▸ Request: All lines in the data bearing the string "selector" should be identified and copied.

▸ Data listing:
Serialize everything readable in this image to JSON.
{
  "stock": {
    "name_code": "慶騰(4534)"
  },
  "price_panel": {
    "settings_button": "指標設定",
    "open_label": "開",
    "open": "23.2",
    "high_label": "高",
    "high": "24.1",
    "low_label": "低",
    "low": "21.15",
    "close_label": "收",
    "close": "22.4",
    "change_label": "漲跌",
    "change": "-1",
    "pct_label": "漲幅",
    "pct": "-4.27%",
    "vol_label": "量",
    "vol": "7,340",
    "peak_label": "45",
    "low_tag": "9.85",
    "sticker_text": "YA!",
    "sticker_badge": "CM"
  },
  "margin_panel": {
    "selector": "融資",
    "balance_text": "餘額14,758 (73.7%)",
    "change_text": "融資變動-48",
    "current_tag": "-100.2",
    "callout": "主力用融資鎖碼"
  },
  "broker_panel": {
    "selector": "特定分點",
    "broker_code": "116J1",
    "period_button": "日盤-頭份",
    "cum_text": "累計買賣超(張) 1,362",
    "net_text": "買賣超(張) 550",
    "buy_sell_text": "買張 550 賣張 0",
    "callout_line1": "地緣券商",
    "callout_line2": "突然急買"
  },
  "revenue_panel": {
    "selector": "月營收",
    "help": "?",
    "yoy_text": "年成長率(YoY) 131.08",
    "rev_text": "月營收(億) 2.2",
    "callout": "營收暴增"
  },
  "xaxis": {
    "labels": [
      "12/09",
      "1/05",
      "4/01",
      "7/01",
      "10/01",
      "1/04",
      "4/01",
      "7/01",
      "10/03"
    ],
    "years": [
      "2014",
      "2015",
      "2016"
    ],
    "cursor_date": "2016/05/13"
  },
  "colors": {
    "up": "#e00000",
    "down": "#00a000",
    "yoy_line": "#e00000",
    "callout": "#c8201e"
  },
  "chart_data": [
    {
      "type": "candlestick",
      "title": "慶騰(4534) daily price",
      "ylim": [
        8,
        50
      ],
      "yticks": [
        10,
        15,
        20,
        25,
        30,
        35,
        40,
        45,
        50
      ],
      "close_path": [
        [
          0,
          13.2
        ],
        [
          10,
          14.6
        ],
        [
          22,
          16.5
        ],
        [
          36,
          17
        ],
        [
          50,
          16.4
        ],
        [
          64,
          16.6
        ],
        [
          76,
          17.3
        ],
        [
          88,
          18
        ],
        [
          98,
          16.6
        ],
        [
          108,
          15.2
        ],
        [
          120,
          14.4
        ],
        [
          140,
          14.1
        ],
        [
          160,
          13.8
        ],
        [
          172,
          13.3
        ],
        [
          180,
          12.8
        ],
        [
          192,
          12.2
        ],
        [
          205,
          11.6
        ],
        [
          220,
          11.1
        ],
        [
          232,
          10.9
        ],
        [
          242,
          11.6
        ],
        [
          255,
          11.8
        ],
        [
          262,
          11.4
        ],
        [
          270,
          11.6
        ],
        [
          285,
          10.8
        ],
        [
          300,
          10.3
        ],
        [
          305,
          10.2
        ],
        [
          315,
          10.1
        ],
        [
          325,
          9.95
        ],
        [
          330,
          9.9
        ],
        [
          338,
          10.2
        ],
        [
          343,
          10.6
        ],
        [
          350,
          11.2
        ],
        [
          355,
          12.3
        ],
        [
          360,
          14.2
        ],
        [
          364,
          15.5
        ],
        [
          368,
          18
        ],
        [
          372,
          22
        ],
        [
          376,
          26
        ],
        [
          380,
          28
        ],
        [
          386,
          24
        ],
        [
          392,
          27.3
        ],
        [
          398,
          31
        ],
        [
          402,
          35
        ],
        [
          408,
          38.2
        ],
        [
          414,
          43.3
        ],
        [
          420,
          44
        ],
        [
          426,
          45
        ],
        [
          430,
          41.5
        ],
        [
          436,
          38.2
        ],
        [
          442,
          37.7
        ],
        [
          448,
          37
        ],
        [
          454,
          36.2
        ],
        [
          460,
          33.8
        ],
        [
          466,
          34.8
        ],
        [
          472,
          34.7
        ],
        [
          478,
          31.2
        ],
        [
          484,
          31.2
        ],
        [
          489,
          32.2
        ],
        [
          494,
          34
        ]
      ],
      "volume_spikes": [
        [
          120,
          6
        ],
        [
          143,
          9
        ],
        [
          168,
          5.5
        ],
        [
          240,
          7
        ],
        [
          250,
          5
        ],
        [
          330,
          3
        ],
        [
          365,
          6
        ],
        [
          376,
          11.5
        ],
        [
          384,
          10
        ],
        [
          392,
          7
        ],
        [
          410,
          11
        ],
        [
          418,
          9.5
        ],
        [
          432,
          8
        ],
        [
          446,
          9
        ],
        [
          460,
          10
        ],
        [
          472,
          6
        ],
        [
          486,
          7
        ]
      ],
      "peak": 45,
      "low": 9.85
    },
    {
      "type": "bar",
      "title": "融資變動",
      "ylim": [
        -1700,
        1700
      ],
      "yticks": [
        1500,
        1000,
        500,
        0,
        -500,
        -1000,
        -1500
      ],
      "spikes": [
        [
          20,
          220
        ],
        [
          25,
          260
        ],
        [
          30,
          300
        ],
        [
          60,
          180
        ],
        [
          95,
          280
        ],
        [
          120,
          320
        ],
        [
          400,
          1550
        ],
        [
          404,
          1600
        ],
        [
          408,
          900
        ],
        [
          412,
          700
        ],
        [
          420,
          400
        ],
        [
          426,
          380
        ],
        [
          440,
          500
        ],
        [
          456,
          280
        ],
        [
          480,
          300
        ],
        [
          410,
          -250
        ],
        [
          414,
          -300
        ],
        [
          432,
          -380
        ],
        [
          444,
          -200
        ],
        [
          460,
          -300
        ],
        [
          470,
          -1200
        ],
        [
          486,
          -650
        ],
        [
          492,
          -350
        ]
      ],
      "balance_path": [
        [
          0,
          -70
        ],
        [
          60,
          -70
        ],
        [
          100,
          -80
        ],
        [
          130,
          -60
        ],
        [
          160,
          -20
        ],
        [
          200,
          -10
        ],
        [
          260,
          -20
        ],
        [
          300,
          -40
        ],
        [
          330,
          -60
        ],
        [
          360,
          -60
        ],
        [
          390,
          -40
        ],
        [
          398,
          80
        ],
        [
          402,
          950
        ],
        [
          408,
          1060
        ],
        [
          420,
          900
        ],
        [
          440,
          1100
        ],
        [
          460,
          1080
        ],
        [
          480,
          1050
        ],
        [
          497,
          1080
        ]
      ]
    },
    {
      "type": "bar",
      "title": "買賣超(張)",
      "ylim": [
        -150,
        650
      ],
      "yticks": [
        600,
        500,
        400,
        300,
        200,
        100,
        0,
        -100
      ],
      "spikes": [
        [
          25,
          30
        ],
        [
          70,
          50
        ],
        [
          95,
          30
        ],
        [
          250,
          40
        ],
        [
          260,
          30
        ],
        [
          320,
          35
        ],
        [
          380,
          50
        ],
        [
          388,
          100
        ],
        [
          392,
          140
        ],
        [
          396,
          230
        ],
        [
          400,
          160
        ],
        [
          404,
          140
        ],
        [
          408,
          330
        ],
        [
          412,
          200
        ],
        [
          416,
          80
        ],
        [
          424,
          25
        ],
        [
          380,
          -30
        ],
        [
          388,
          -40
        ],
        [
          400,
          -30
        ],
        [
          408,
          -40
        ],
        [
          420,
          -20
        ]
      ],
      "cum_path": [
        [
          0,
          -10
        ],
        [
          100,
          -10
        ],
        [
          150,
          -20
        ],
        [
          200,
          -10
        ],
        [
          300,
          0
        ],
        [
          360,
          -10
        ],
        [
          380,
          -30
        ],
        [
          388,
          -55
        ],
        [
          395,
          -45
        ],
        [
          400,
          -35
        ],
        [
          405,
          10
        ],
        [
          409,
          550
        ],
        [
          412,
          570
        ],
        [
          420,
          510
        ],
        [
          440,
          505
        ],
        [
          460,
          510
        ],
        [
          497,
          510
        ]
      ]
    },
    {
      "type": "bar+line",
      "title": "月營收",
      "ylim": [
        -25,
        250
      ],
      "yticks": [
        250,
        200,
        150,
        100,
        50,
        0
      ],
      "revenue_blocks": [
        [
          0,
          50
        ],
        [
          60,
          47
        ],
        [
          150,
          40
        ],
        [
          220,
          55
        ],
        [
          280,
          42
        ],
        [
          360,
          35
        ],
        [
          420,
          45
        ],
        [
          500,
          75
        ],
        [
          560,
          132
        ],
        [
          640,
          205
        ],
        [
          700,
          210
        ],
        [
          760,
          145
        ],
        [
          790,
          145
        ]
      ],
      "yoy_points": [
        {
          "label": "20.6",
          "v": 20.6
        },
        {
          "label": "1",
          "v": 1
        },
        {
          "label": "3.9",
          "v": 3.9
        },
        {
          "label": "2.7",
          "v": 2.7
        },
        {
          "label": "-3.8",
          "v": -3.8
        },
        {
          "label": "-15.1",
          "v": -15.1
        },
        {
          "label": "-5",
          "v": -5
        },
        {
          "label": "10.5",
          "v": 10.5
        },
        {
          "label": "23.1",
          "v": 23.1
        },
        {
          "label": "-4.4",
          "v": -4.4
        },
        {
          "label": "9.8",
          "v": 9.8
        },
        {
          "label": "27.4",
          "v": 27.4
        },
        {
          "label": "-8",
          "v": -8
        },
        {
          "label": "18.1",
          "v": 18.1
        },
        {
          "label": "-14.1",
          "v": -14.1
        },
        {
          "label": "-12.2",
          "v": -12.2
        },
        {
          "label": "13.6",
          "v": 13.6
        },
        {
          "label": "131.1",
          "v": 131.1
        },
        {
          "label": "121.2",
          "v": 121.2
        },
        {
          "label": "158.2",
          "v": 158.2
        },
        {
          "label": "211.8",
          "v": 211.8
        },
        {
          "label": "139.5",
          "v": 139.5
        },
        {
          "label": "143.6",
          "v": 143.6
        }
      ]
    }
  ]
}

▸ The answer:
    "selector": "融資",
    "selector": "特定分點",
    "selector": "月營收",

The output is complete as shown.